- **Stored items from a collection**
— BEGIN —
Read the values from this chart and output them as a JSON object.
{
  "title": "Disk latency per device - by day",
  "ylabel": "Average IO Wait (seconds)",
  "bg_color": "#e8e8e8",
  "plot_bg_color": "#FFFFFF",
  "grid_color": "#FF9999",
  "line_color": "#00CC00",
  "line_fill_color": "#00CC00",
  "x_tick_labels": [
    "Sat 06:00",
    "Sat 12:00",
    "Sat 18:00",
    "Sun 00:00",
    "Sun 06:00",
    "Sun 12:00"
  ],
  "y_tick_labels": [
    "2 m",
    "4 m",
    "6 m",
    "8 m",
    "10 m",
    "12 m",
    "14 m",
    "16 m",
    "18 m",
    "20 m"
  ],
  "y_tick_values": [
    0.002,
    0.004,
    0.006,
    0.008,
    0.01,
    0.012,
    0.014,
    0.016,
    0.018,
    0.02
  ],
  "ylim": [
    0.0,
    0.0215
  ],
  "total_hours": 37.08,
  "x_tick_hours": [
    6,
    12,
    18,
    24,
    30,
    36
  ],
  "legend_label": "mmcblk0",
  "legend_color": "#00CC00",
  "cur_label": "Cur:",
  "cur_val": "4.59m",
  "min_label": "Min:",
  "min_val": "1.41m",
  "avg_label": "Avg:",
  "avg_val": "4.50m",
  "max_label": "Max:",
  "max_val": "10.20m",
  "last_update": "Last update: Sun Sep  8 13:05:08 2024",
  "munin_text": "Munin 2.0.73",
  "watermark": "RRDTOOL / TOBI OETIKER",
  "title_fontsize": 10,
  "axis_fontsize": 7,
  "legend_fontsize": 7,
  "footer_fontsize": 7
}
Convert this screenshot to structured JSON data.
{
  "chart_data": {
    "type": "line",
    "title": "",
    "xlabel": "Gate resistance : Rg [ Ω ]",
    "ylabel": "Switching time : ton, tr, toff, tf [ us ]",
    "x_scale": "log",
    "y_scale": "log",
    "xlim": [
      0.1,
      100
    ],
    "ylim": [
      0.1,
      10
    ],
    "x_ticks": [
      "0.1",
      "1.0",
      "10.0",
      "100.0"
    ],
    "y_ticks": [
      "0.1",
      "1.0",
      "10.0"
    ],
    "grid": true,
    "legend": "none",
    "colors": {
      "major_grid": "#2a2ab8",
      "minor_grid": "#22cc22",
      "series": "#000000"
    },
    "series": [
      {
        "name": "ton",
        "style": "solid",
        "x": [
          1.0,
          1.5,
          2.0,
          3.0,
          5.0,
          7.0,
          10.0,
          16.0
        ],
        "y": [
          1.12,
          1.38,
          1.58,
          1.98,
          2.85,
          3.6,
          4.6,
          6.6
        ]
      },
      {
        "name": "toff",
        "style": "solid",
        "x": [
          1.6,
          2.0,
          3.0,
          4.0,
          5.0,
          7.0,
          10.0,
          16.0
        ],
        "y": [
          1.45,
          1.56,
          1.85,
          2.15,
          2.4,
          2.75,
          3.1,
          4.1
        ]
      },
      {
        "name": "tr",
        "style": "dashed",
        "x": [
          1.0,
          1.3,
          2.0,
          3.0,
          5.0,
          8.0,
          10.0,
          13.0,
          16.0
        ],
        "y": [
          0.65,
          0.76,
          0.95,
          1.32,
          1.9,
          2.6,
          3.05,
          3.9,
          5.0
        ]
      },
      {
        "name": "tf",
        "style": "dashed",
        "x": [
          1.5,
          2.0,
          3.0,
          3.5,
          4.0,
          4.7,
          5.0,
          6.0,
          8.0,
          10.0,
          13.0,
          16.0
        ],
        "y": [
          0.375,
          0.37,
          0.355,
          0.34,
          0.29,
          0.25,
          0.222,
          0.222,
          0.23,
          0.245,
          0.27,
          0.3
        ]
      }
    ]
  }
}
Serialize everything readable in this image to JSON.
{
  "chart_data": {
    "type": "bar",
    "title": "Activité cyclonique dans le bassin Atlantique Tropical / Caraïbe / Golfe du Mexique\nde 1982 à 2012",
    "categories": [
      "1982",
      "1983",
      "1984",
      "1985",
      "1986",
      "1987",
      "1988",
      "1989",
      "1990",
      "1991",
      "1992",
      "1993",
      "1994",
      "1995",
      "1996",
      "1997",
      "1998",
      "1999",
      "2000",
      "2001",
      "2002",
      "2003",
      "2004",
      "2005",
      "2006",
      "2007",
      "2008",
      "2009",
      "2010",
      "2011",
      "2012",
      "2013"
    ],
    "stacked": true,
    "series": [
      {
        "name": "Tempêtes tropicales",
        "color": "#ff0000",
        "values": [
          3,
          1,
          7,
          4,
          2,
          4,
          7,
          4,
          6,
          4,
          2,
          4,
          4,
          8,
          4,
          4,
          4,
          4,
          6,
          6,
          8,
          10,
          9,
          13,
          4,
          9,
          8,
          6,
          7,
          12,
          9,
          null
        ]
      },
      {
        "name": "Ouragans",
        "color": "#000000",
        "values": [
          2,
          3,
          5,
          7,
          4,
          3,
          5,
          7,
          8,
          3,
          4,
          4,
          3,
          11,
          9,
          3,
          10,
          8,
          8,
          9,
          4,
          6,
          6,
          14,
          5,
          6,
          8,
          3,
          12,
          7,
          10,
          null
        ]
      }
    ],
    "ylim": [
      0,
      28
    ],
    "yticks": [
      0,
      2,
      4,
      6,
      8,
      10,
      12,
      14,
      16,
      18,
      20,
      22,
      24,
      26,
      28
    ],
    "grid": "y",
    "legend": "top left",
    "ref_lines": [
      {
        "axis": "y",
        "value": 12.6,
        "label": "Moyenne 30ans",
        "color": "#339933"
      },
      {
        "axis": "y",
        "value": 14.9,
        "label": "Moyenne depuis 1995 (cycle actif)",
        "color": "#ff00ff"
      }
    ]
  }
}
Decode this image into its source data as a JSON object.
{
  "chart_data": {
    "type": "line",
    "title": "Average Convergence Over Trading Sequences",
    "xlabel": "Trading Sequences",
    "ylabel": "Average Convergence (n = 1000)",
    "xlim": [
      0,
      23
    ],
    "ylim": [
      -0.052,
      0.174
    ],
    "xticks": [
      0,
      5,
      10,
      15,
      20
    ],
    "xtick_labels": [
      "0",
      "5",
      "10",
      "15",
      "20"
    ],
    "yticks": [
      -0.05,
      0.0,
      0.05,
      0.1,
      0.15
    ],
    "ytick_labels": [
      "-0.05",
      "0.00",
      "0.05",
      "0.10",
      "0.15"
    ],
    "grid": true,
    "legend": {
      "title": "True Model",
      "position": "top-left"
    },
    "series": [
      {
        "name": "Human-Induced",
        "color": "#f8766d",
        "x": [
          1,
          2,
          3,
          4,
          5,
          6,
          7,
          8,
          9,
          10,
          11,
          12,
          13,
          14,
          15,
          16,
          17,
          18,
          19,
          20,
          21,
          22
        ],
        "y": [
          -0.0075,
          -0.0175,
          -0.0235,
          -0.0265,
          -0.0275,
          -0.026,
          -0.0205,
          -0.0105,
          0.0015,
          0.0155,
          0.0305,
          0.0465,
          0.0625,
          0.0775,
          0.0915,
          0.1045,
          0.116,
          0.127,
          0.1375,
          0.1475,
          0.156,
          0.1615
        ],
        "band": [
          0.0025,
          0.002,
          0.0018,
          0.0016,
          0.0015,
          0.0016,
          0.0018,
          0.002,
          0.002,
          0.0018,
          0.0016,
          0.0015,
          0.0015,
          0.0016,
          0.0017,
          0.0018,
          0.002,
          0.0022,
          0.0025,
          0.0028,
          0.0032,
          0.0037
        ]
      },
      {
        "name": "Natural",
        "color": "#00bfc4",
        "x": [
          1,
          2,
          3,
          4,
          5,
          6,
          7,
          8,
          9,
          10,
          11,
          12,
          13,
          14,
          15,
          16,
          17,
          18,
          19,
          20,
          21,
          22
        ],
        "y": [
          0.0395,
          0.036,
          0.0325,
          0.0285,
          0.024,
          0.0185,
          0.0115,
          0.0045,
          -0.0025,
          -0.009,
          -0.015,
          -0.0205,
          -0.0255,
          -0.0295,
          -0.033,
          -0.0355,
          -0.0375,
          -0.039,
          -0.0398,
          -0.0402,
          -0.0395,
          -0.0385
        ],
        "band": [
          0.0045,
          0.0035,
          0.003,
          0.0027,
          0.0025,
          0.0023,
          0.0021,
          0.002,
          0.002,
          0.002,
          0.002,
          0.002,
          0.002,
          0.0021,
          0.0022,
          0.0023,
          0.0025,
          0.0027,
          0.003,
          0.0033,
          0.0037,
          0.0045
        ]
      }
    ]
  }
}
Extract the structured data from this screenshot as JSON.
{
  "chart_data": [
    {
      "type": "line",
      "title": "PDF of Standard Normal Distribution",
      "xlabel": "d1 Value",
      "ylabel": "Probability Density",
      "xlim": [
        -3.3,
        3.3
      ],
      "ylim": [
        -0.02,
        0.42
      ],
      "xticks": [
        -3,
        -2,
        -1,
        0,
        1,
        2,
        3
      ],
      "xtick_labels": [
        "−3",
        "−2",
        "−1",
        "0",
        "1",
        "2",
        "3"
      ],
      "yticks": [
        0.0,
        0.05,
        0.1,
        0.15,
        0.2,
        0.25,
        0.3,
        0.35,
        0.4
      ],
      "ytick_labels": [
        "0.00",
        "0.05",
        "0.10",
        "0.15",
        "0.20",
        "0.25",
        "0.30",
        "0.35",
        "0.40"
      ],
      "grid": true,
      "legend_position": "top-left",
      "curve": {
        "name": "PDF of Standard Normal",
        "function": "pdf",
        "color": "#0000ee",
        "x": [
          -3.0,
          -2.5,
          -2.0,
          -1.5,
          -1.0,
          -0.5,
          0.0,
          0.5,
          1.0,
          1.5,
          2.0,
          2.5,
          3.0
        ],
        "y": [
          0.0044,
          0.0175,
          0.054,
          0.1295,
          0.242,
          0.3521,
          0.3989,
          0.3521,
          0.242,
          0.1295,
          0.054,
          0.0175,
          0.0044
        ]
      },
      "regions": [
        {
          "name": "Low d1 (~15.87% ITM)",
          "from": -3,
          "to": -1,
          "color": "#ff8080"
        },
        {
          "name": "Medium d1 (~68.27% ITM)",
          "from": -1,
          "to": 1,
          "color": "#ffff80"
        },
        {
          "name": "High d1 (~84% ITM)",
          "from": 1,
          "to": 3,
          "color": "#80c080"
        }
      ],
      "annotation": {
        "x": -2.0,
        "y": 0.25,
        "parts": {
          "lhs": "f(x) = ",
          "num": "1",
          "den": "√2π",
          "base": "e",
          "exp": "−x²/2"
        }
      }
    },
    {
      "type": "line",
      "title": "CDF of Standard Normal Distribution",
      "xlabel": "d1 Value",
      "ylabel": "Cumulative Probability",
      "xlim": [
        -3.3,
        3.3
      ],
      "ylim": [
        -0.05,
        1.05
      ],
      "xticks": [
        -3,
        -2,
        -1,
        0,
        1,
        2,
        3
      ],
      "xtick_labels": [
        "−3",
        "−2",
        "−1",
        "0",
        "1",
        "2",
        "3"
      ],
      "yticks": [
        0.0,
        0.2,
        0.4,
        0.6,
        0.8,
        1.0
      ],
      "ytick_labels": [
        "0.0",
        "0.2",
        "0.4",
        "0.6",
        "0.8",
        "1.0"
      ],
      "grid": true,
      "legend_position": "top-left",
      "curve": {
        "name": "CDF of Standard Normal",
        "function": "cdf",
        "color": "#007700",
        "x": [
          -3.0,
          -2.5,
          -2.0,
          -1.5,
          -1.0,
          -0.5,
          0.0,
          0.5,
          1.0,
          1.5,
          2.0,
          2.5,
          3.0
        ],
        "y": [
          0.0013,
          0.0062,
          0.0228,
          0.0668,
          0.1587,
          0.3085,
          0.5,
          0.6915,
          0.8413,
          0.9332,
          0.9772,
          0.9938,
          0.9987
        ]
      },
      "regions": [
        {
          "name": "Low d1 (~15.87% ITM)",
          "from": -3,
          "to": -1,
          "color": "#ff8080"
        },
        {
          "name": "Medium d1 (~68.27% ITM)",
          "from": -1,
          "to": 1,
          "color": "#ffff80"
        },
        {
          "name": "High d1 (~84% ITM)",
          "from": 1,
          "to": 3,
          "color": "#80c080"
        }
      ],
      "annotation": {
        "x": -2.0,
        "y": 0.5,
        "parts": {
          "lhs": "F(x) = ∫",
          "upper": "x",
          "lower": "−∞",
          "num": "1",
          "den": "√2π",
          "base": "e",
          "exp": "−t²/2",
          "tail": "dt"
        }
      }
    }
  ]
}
— END —
- **WORK TO DO**
Search the records above for "Average". Copy each line where it is found.

- **FINISHED ANSWER**
  "ylabel": "Average IO Wait (seconds)",
    "title": "Average Convergence Over Trading Sequences",
    "ylabel": "Average Convergence (n = 1000)",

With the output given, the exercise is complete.